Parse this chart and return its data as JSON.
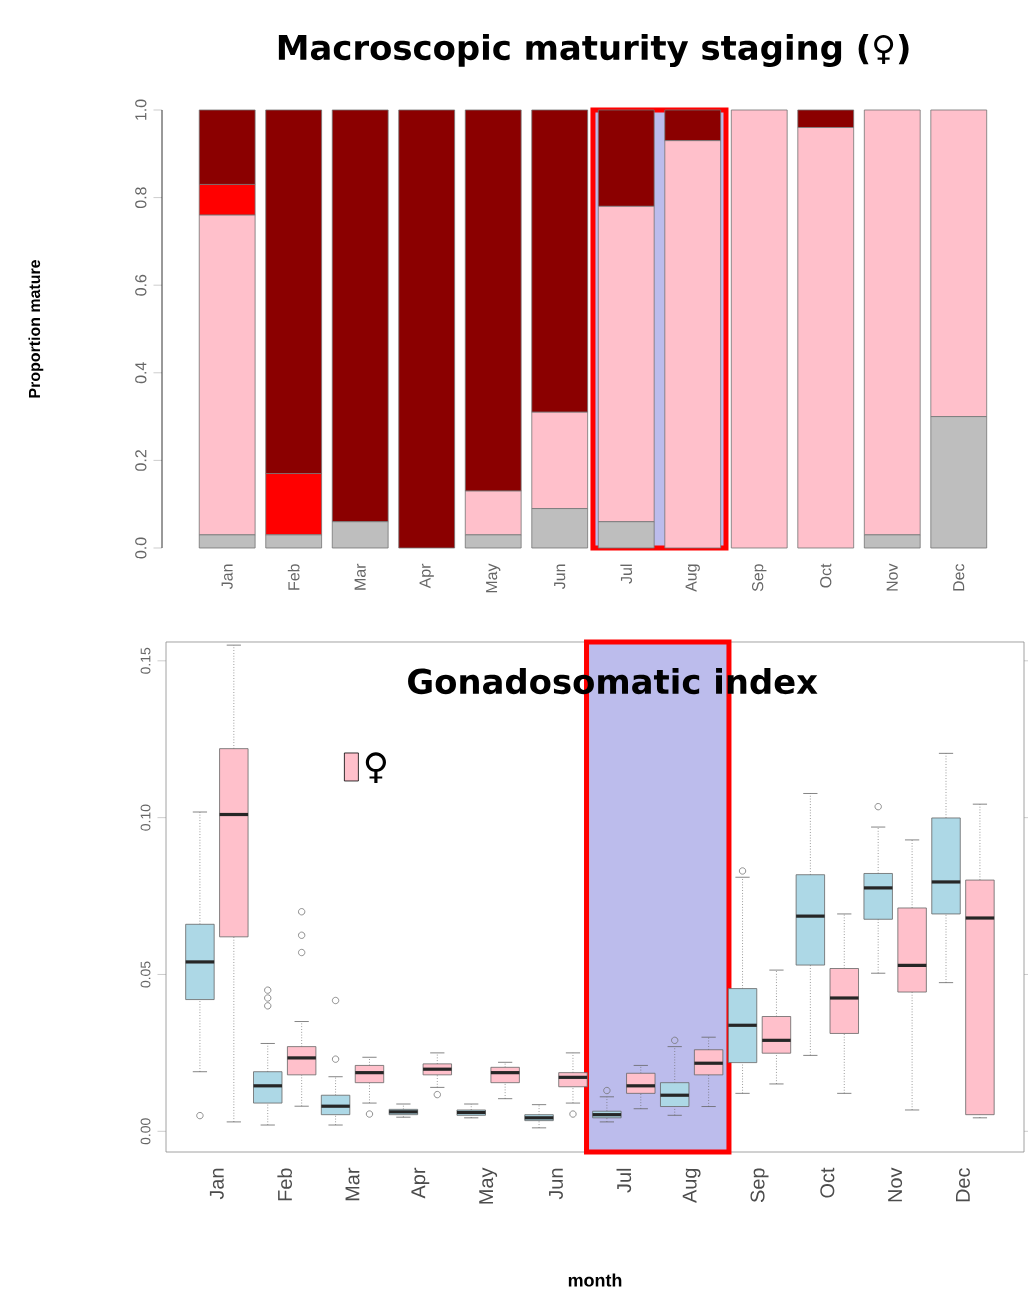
{
  "chart_data": [
    {
      "type": "bar",
      "title": "Macroscopic maturity staging (♀)",
      "ylabel": "Proportion mature",
      "stacked": true,
      "categories": [
        "Jan",
        "Feb",
        "Mar",
        "Apr",
        "May",
        "Jun",
        "Jul",
        "Aug",
        "Sep",
        "Oct",
        "Nov",
        "Dec"
      ],
      "series": [
        {
          "color": "#bebebe",
          "values": [
            0.03,
            0.03,
            0.06,
            0,
            0.03,
            0.09,
            0.06,
            0,
            0,
            0,
            0.03,
            0.3
          ]
        },
        {
          "color": "#ffc0cb",
          "values": [
            0.73,
            0,
            0,
            0,
            0.1,
            0.22,
            0.72,
            0.93,
            1,
            0.96,
            0.97,
            0.7
          ]
        },
        {
          "color": "#ff0000",
          "values": [
            0.07,
            0.14,
            0,
            0,
            0,
            0,
            0,
            0,
            0,
            0,
            0,
            0
          ]
        },
        {
          "color": "#8b0000",
          "values": [
            0.17,
            0.83,
            0.94,
            1,
            0.87,
            0.69,
            0.22,
            0.07,
            0,
            0.04,
            0,
            0
          ]
        }
      ],
      "ylim": [
        0,
        1
      ],
      "yticks": [
        {
          "value": 0,
          "label": "0.0"
        },
        {
          "value": 0.2,
          "label": "0.2"
        },
        {
          "value": 0.4,
          "label": "0.4"
        },
        {
          "value": 0.6,
          "label": "0.6"
        },
        {
          "value": 0.8,
          "label": "0.8"
        },
        {
          "value": 1,
          "label": "1.0"
        }
      ],
      "bands": [
        {
          "axis": "x",
          "from": "Jul",
          "to": "Aug",
          "color": "#bcbcec"
        }
      ]
    },
    {
      "type": "box",
      "title": "Gonadosomatic index",
      "xlabel": "month",
      "legend": "top left",
      "categories": [
        "Jan",
        "Feb",
        "Mar",
        "Apr",
        "May",
        "Jun",
        "Jul",
        "Aug",
        "Sep",
        "Oct",
        "Nov",
        "Dec"
      ],
      "series": [
        {
          "color": "#add8e6",
          "boxes": [
            {
              "low": 0.019,
              "q1": 0.042,
              "median": 0.054,
              "q3": 0.066,
              "high": 0.1018,
              "outliers": [
                0.005
              ]
            },
            {
              "low": 0.002,
              "q1": 0.009,
              "median": 0.0145,
              "q3": 0.019,
              "high": 0.028,
              "outliers": [
                0.04,
                0.0425,
                0.045
              ]
            },
            {
              "low": 0.002,
              "q1": 0.0053,
              "median": 0.008,
              "q3": 0.0115,
              "high": 0.0174,
              "outliers": [
                0.023,
                0.0417
              ]
            },
            {
              "low": 0.0045,
              "q1": 0.0053,
              "median": 0.0062,
              "q3": 0.007,
              "high": 0.0087
            },
            {
              "low": 0.0043,
              "q1": 0.0051,
              "median": 0.006,
              "q3": 0.0068,
              "high": 0.0087
            },
            {
              "low": 0.0011,
              "q1": 0.0034,
              "median": 0.0043,
              "q3": 0.0053,
              "high": 0.0085
            },
            {
              "low": 0.003,
              "q1": 0.0043,
              "median": 0.0053,
              "q3": 0.0064,
              "high": 0.011,
              "outliers": [
                0.013
              ]
            },
            {
              "low": 0.0051,
              "q1": 0.0079,
              "median": 0.0115,
              "q3": 0.0155,
              "high": 0.027,
              "outliers": [
                0.029
              ]
            },
            {
              "low": 0.0121,
              "q1": 0.0219,
              "median": 0.0338,
              "q3": 0.0455,
              "high": 0.081,
              "outliers": [
                0.083
              ]
            },
            {
              "low": 0.0242,
              "q1": 0.053,
              "median": 0.0686,
              "q3": 0.0818,
              "high": 0.1077
            },
            {
              "low": 0.0504,
              "q1": 0.0676,
              "median": 0.0776,
              "q3": 0.0822,
              "high": 0.097,
              "outliers": [
                0.1035
              ]
            },
            {
              "low": 0.0474,
              "q1": 0.0693,
              "median": 0.0795,
              "q3": 0.0999,
              "high": 0.1205
            }
          ]
        },
        {
          "name": "♀",
          "color": "#ffc0cb",
          "boxes": [
            {
              "low": 0.003,
              "q1": 0.062,
              "median": 0.101,
              "q3": 0.122,
              "high": 0.155
            },
            {
              "low": 0.008,
              "q1": 0.018,
              "median": 0.0234,
              "q3": 0.027,
              "high": 0.035,
              "outliers": [
                0.057,
                0.0625,
                0.07
              ]
            },
            {
              "low": 0.009,
              "q1": 0.0155,
              "median": 0.0187,
              "q3": 0.021,
              "high": 0.0236,
              "outliers": [
                0.0055
              ]
            },
            {
              "low": 0.014,
              "q1": 0.018,
              "median": 0.0198,
              "q3": 0.0215,
              "high": 0.025,
              "outliers": [
                0.0117
              ]
            },
            {
              "low": 0.0104,
              "q1": 0.0155,
              "median": 0.0187,
              "q3": 0.0204,
              "high": 0.022
            },
            {
              "low": 0.009,
              "q1": 0.0142,
              "median": 0.0172,
              "q3": 0.0187,
              "high": 0.025,
              "outliers": [
                0.0055
              ]
            },
            {
              "low": 0.0072,
              "q1": 0.0121,
              "median": 0.0145,
              "q3": 0.0185,
              "high": 0.021
            },
            {
              "low": 0.0079,
              "q1": 0.018,
              "median": 0.0217,
              "q3": 0.026,
              "high": 0.03
            },
            {
              "low": 0.0151,
              "q1": 0.0249,
              "median": 0.029,
              "q3": 0.0366,
              "high": 0.0514
            },
            {
              "low": 0.0121,
              "q1": 0.0312,
              "median": 0.0425,
              "q3": 0.0519,
              "high": 0.0693
            },
            {
              "low": 0.0068,
              "q1": 0.0444,
              "median": 0.0529,
              "q3": 0.0712,
              "high": 0.0929
            },
            {
              "low": 0.0043,
              "q1": 0.0053,
              "median": 0.068,
              "q3": 0.0801,
              "high": 0.1043
            }
          ]
        }
      ],
      "ylim": [
        -0.0066,
        0.156
      ],
      "yticks": [
        {
          "value": 0,
          "label": "0.00"
        },
        {
          "value": 0.05,
          "label": "0.05"
        },
        {
          "value": 0.1,
          "label": "0.10"
        },
        {
          "value": 0.15,
          "label": "0.15"
        }
      ],
      "bands": [
        {
          "axis": "x",
          "from": "Jul",
          "to": "Aug",
          "color": "#bcbcec"
        }
      ]
    }
  ]
}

What to work on -> Without the pictures, output the full listing exactly as it stands.

Reply to the exercise ->
Parse this chart and return its data as JSON.
{
  "chart_data": [
    {
      "type": "bar",
      "title": "Macroscopic maturity staging (♀)",
      "ylabel": "Proportion mature",
      "stacked": true,
      "categories": [
        "Jan",
        "Feb",
        "Mar",
        "Apr",
        "May",
        "Jun",
        "Jul",
        "Aug",
        "Sep",
        "Oct",
        "Nov",
        "Dec"
      ],
      "series": [
        {
          "color": "#bebebe",
          "values": [
            0.03,
            0.03,
            0.06,
            0,
            0.03,
            0.09,
            0.06,
            0,
            0,
            0,
            0.03,
            0.3
          ]
        },
        {
          "color": "#ffc0cb",
          "values": [
            0.73,
            0,
            0,
            0,
            0.1,
            0.22,
            0.72,
            0.93,
            1,
            0.96,
            0.97,
            0.7
          ]
        },
        {
          "color": "#ff0000",
          "values": [
            0.07,
            0.14,
            0,
            0,
            0,
            0,
            0,
            0,
            0,
            0,
            0,
            0
          ]
        },
        {
          "color": "#8b0000",
          "values": [
            0.17,
            0.83,
            0.94,
            1,
            0.87,
            0.69,
            0.22,
            0.07,
            0,
            0.04,
            0,
            0
          ]
        }
      ],
      "ylim": [
        0,
        1
      ],
      "yticks": [
        {
          "value": 0,
          "label": "0.0"
        },
        {
          "value": 0.2,
          "label": "0.2"
        },
        {
          "value": 0.4,
          "label": "0.4"
        },
        {
          "value": 0.6,
          "label": "0.6"
        },
        {
          "value": 0.8,
          "label": "0.8"
        },
        {
          "value": 1,
          "label": "1.0"
        }
      ],
      "bands": [
        {
          "axis": "x",
          "from": "Jul",
          "to": "Aug",
          "color": "#bcbcec"
        }
      ]
    },
    {
      "type": "box",
      "title": "Gonadosomatic index",
      "xlabel": "month",
      "legend": "top left",
      "categories": [
        "Jan",
        "Feb",
        "Mar",
        "Apr",
        "May",
        "Jun",
        "Jul",
        "Aug",
        "Sep",
        "Oct",
        "Nov",
        "Dec"
      ],
      "series": [
        {
          "color": "#add8e6",
          "boxes": [
            {
              "low": 0.019,
              "q1": 0.042,
              "median": 0.054,
              "q3": 0.066,
              "high": 0.1018,
              "outliers": [
                0.005
              ]
            },
            {
              "low": 0.002,
              "q1": 0.009,
              "median": 0.0145,
              "q3": 0.019,
              "high": 0.028,
              "outliers": [
                0.04,
                0.0425,
                0.045
              ]
            },
            {
              "low": 0.002,
              "q1": 0.0053,
              "median": 0.008,
              "q3": 0.0115,
              "high": 0.0174,
              "outliers": [
                0.023,
                0.0417
              ]
            },
            {
              "low": 0.0045,
              "q1": 0.0053,
              "median": 0.0062,
              "q3": 0.007,
              "high": 0.0087
            },
            {
              "low": 0.0043,
              "q1": 0.0051,
              "median": 0.006,
              "q3": 0.0068,
              "high": 0.0087
            },
            {
              "low": 0.0011,
              "q1": 0.0034,
              "median": 0.0043,
              "q3": 0.0053,
              "high": 0.0085
            },
            {
              "low": 0.003,
              "q1": 0.0043,
              "median": 0.0053,
              "q3": 0.0064,
              "high": 0.011,
              "outliers": [
                0.013
              ]
            },
            {
              "low": 0.0051,
              "q1": 0.0079,
              "median": 0.0115,
              "q3": 0.0155,
              "high": 0.027,
              "outliers": [
                0.029
              ]
            },
            {
              "low": 0.0121,
              "q1": 0.0219,
              "median": 0.0338,
              "q3": 0.0455,
              "high": 0.081,
              "outliers": [
                0.083
              ]
            },
            {
              "low": 0.0242,
              "q1": 0.053,
              "median": 0.0686,
              "q3": 0.0818,
              "high": 0.1077
            },
            {
              "low": 0.0504,
              "q1": 0.0676,
              "median": 0.0776,
              "q3": 0.0822,
              "high": 0.097,
              "outliers": [
                0.1035
              ]
            },
            {
              "low": 0.0474,
              "q1": 0.0693,
              "median": 0.0795,
              "q3": 0.0999,
              "high": 0.1205
            }
          ]
        },
        {
          "name": "♀",
          "color": "#ffc0cb",
          "boxes": [
            {
              "low": 0.003,
              "q1": 0.062,
              "median": 0.101,
              "q3": 0.122,
              "high": 0.155
            },
            {
              "low": 0.008,
              "q1": 0.018,
              "median": 0.0234,
              "q3": 0.027,
              "high": 0.035,
              "outliers": [
                0.057,
                0.0625,
                0.07
              ]
            },
            {
              "low": 0.009,
              "q1": 0.0155,
              "median": 0.0187,
              "q3": 0.021,
              "high": 0.0236,
              "outliers": [
                0.0055
              ]
            },
            {
              "low": 0.014,
              "q1": 0.018,
              "median": 0.0198,
              "q3": 0.0215,
              "high": 0.025,
              "outliers": [
                0.0117
              ]
            },
            {
              "low": 0.0104,
              "q1": 0.0155,
              "median": 0.0187,
              "q3": 0.0204,
              "high": 0.022
            },
            {
              "low": 0.009,
              "q1": 0.0142,
              "median": 0.0172,
              "q3": 0.0187,
              "high": 0.025,
              "outliers": [
                0.0055
              ]
            },
            {
              "low": 0.0072,
              "q1": 0.0121,
              "median": 0.0145,
              "q3": 0.0185,
              "high": 0.021
            },
            {
              "low": 0.0079,
              "q1": 0.018,
              "median": 0.0217,
              "q3": 0.026,
              "high": 0.03
            },
            {
              "low": 0.0151,
              "q1": 0.0249,
              "median": 0.029,
              "q3": 0.0366,
              "high": 0.0514
            },
            {
              "low": 0.0121,
              "q1": 0.0312,
              "median": 0.0425,
              "q3": 0.0519,
              "high": 0.0693
            },
            {
              "low": 0.0068,
              "q1": 0.0444,
              "median": 0.0529,
              "q3": 0.0712,
              "high": 0.0929
            },
            {
              "low": 0.0043,
              "q1": 0.0053,
              "median": 0.068,
              "q3": 0.0801,
              "high": 0.1043
            }
          ]
        }
      ],
      "ylim": [
        -0.0066,
        0.156
      ],
      "yticks": [
        {
          "value": 0,
          "label": "0.00"
        },
        {
          "value": 0.05,
          "label": "0.05"
        },
        {
          "value": 0.1,
          "label": "0.10"
        },
        {
          "value": 0.15,
          "label": "0.15"
        }
      ],
      "bands": [
        {
          "axis": "x",
          "from": "Jul",
          "to": "Aug",
          "color": "#bcbcec"
        }
      ]
    }
  ]
}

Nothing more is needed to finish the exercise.